GIVEN PROBLEM:
All of the data should be output character for character, except the pictures.

━━━━━━━━

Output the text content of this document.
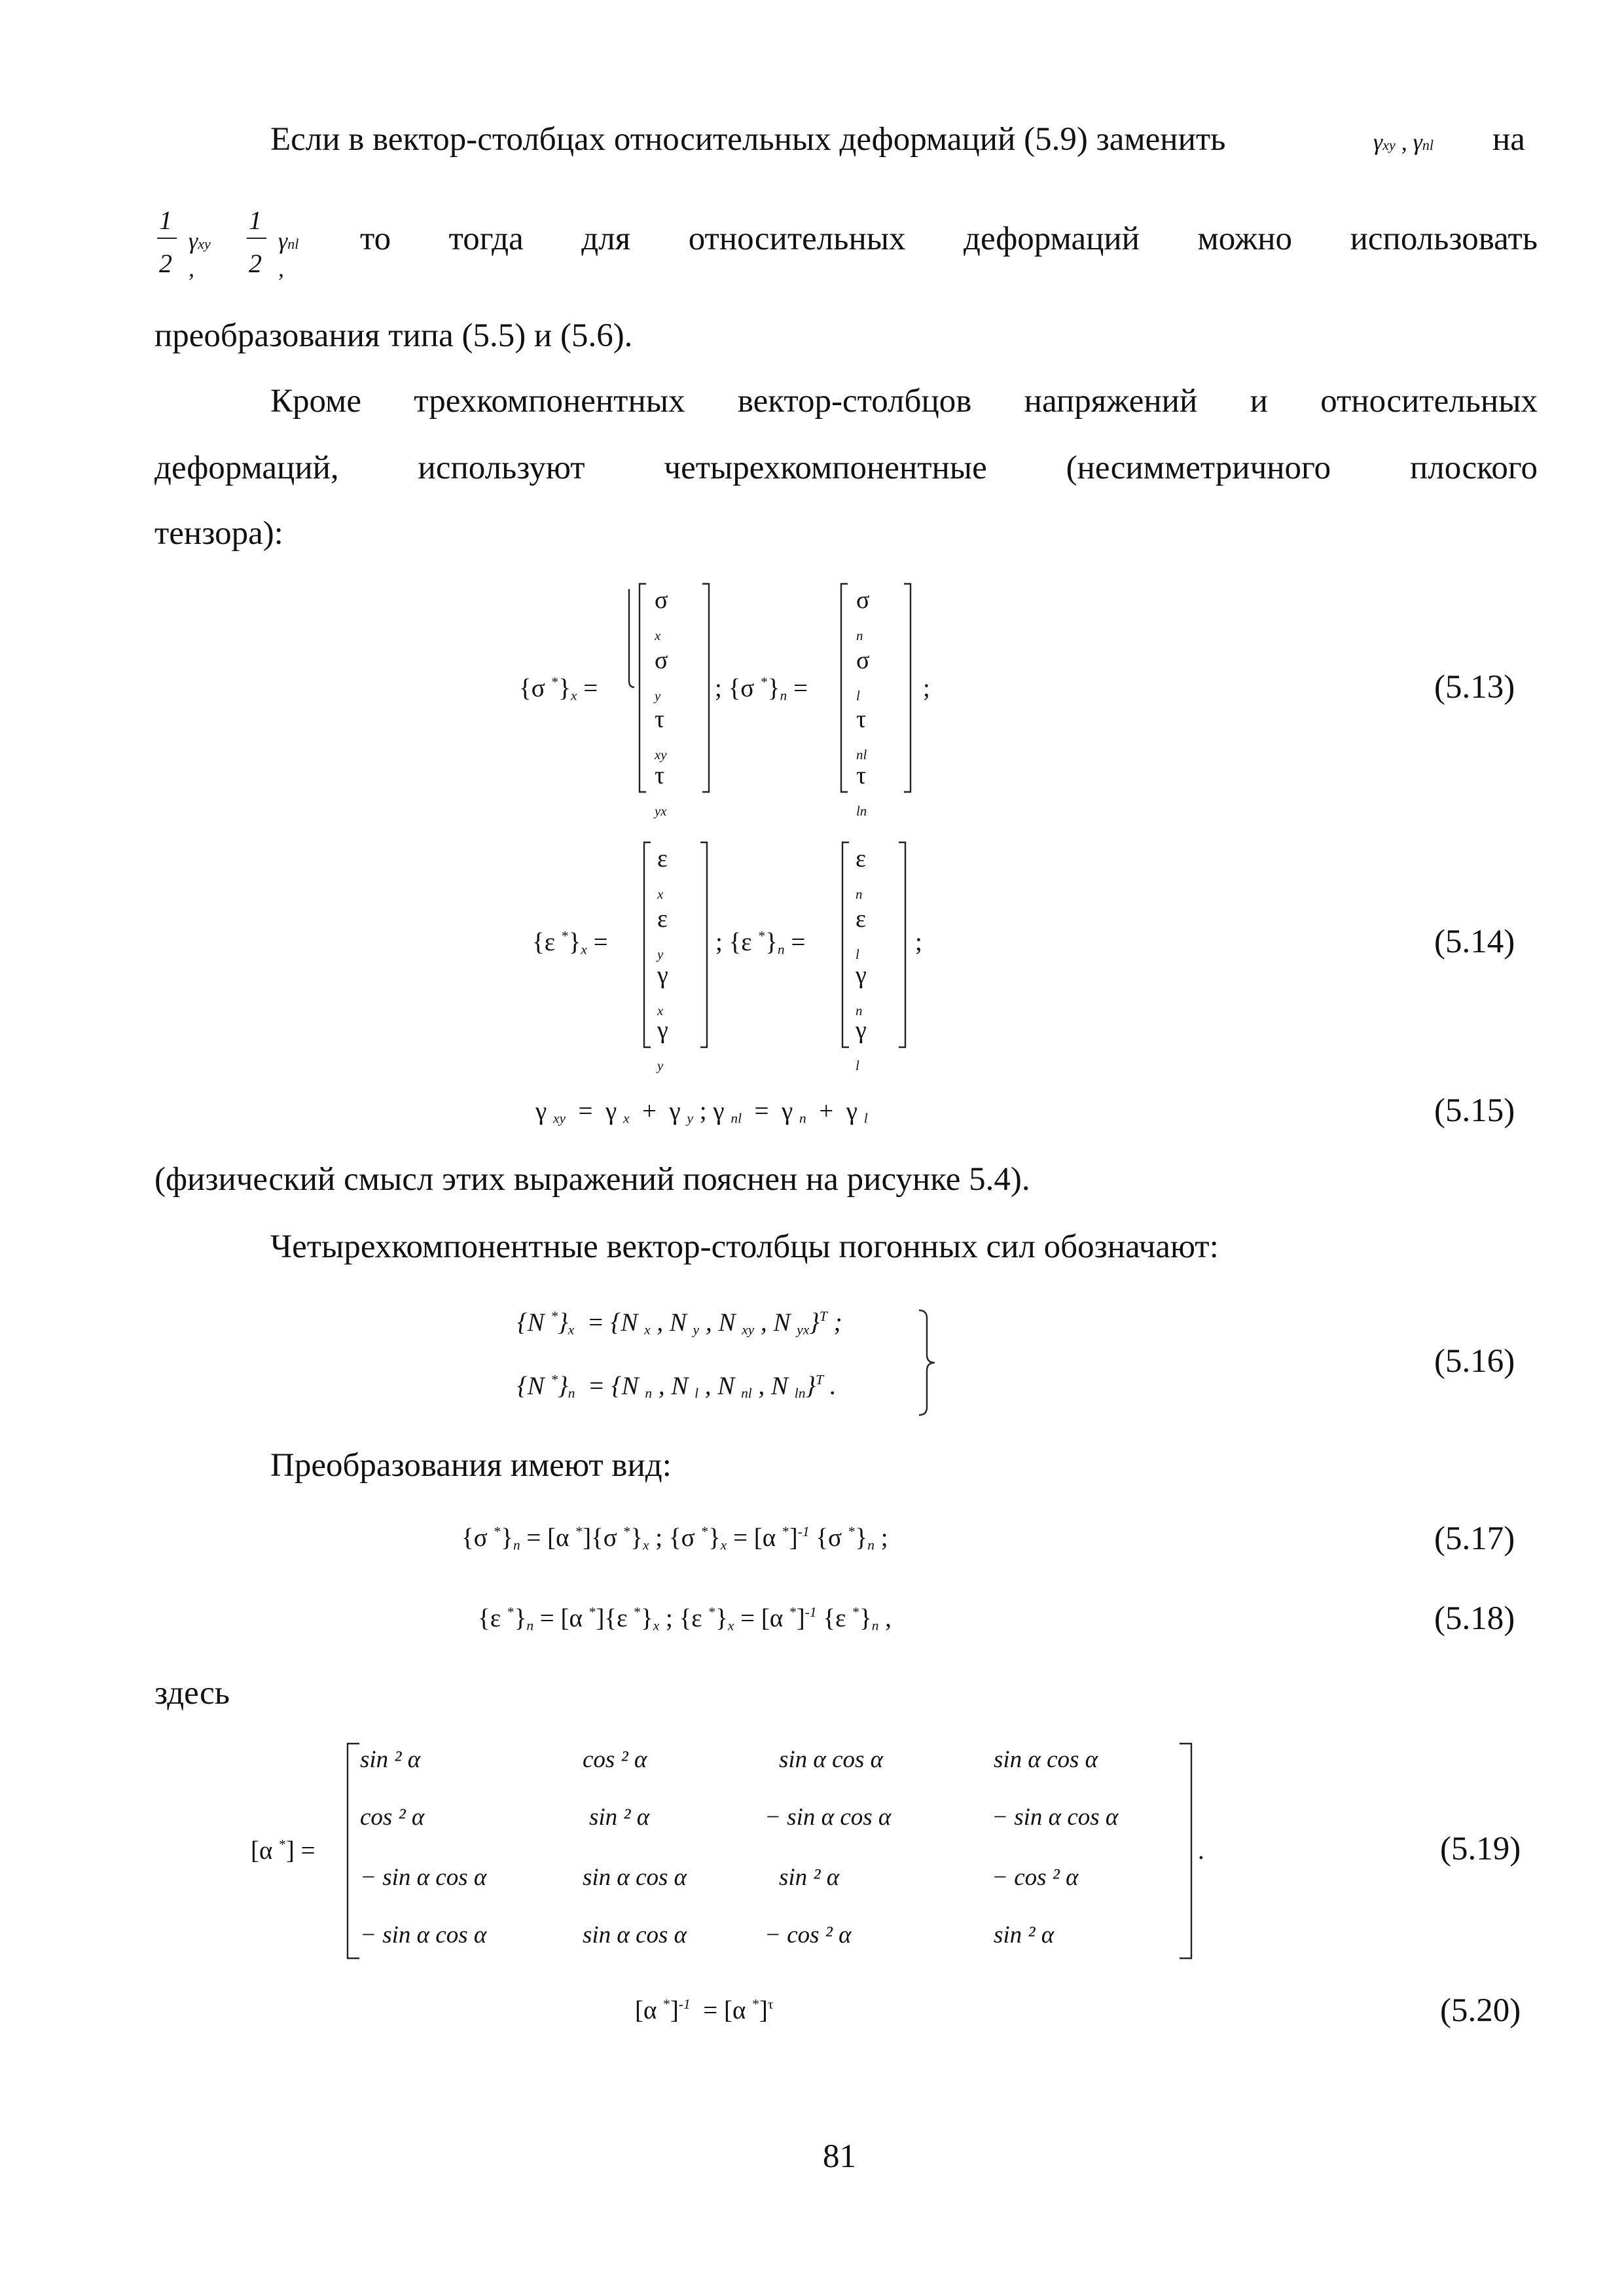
Если в вектор-столбцах относительных деформаций (5.9) заменить	γxy , γnl на
1
2
γxy ,
1
2
γnl ,
то тогда для относительных деформаций можно использовать
преобразования типа (5.5) и (5.6).
Кроме трехкомпонентных вектор-столбцов напряжений и относительных
деформаций, используют четырехкомпонентные (несимметричного плоского
тензора):
{σ $^*\}_x$ =
σ $_x$
σ $_y$
τ $_{xy}$
τ $_{yx}$
; {σ $^*\}_n$ =
σ $_n$
σ $_l$
τ $_{nl}$
τ $_{ln}$
;	(5.13)
{ε $^*\}_x$ =
ε $_x$
ε $_y$
γ $_x$
γ $_y$
; {ε $^*\}_n$ =
ε $_n$
ε $_l$
γ $_n$
γ $_l$
;	(5.14)
γ $_{xy}$  =  γ $_x$  +  γ $_y$ ; γ $_{nl}$  =  γ $_n$  +  γ $_l$	(5.15)
(физический смысл этих выражений пояснен на рисунке 5.4).
Четырехкомпонентные вектор-столбцы погонных сил обозначают:
{N $^*\}_x = \{N$ $_x$ , N $_y$ , N $_{xy}$ , N $_{yx}$}$^T$ ;
{N $^*\}_n = \{N$ $_n$ , N $_l$ , N $_{nl}$ , N $_{ln}$}$^T$ .
(5.16)
Преобразования имеют вид:
{σ $^*\}_n = [\alpha$ *]{σ $^*\}_x$ ; {σ $^*\}_x = [\alpha$ *]$^{-1}$ {σ $^*\}_n$ ;	(5.17)
{ε $^*\}_n = [\alpha$ *]{ε $^*\}_x$ ; {ε $^*\}_x = [\alpha$ *]$^{-1}$ {ε $^*\}_n$ ,	(5.18)
здесь
[α *] =
sin ² α	cos ² α	sin α cos α	sin α cos α
cos ² α	sin ² α	− sin α cos α	− sin α cos α
− sin α cos α	sin α cos α	sin ² α	− cos ² α
− sin α cos α	sin α cos α	− cos ² α	sin ² α
.	(5.19)
[α *]$^{-1}$  = [α *]$^\tau$	(5.20)
81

━━━━━━━━

OUTPUT FOR THIS EXERCISE:
Output the text content of this document.
Если в вектор-столбцах относительных деформаций (5.9) заменить	γxy , γnl на
1
2
γxy ,
1
2
γnl ,
то тогда для относительных деформаций можно использовать
преобразования типа (5.5) и (5.6).
Кроме трехкомпонентных вектор-столбцов напряжений и относительных
деформаций, используют четырехкомпонентные (несимметричного плоского
тензора):
{σ $^*\}_x$ =
σ $_x$
σ $_y$
τ $_{xy}$
τ $_{yx}$
; {σ $^*\}_n$ =
σ $_n$
σ $_l$
τ $_{nl}$
τ $_{ln}$
;	(5.13)
{ε $^*\}_x$ =
ε $_x$
ε $_y$
γ $_x$
γ $_y$
; {ε $^*\}_n$ =
ε $_n$
ε $_l$
γ $_n$
γ $_l$
;	(5.14)
γ $_{xy}$  =  γ $_x$  +  γ $_y$ ; γ $_{nl}$  =  γ $_n$  +  γ $_l$	(5.15)
(физический смысл этих выражений пояснен на рисунке 5.4).
Четырехкомпонентные вектор-столбцы погонных сил обозначают:
{N $^*\}_x = \{N$ $_x$ , N $_y$ , N $_{xy}$ , N $_{yx}$}$^T$ ;
{N $^*\}_n = \{N$ $_n$ , N $_l$ , N $_{nl}$ , N $_{ln}$}$^T$ .
(5.16)
Преобразования имеют вид:
{σ $^*\}_n = [\alpha$ *]{σ $^*\}_x$ ; {σ $^*\}_x = [\alpha$ *]$^{-1}$ {σ $^*\}_n$ ;	(5.17)
{ε $^*\}_n = [\alpha$ *]{ε $^*\}_x$ ; {ε $^*\}_x = [\alpha$ *]$^{-1}$ {ε $^*\}_n$ ,	(5.18)
здесь
[α *] =
sin ² α	cos ² α	sin α cos α	sin α cos α
cos ² α	sin ² α	− sin α cos α	− sin α cos α
− sin α cos α	sin α cos α	sin ² α	− cos ² α
− sin α cos α	sin α cos α	− cos ² α	sin ² α
.	(5.19)
[α *]$^{-1}$  = [α *]$^\tau$	(5.20)
81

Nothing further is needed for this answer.